**Information supplied:**
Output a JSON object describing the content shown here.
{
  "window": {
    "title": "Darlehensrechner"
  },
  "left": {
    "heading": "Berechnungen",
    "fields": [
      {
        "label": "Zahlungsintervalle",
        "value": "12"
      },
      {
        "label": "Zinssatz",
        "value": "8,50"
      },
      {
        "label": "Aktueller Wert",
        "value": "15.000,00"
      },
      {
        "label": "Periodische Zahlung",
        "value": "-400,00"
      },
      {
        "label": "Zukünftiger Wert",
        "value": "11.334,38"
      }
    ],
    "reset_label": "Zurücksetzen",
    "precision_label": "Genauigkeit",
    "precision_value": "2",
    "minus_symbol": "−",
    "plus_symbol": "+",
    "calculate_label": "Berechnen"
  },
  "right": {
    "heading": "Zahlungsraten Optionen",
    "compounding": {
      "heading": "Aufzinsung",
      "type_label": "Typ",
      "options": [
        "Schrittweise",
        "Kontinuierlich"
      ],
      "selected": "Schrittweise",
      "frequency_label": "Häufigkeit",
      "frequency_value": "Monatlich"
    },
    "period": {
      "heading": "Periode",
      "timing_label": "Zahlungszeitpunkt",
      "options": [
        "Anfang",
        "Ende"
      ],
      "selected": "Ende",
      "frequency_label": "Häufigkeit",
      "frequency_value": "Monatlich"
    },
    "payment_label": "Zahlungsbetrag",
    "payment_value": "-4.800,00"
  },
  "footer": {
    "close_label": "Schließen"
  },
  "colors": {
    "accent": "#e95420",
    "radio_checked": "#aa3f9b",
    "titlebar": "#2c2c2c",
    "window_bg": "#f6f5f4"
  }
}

**Your objective:**
Each line must be given again exactly as written above.

**Written solution:**
Output a JSON object describing the content shown here.
{
  "window": {
    "title": "Darlehensrechner"
  },
  "left": {
    "heading": "Berechnungen",
    "fields": [
      {
        "label": "Zahlungsintervalle",
        "value": "12"
      },
      {
        "label": "Zinssatz",
        "value": "8,50"
      },
      {
        "label": "Aktueller Wert",
        "value": "15.000,00"
      },
      {
        "label": "Periodische Zahlung",
        "value": "-400,00"
      },
      {
        "label": "Zukünftiger Wert",
        "value": "11.334,38"
      }
    ],
    "reset_label": "Zurücksetzen",
    "precision_label": "Genauigkeit",
    "precision_value": "2",
    "minus_symbol": "−",
    "plus_symbol": "+",
    "calculate_label": "Berechnen"
  },
  "right": {
    "heading": "Zahlungsraten Optionen",
    "compounding": {
      "heading": "Aufzinsung",
      "type_label": "Typ",
      "options": [
        "Schrittweise",
        "Kontinuierlich"
      ],
      "selected": "Schrittweise",
      "frequency_label": "Häufigkeit",
      "frequency_value": "Monatlich"
    },
    "period": {
      "heading": "Periode",
      "timing_label": "Zahlungszeitpunkt",
      "options": [
        "Anfang",
        "Ende"
      ],
      "selected": "Ende",
      "frequency_label": "Häufigkeit",
      "frequency_value": "Monatlich"
    },
    "payment_label": "Zahlungsbetrag",
    "payment_value": "-4.800,00"
  },
  "footer": {
    "close_label": "Schließen"
  },
  "colors": {
    "accent": "#e95420",
    "radio_checked": "#aa3f9b",
    "titlebar": "#2c2c2c",
    "window_bg": "#f6f5f4"
  }
}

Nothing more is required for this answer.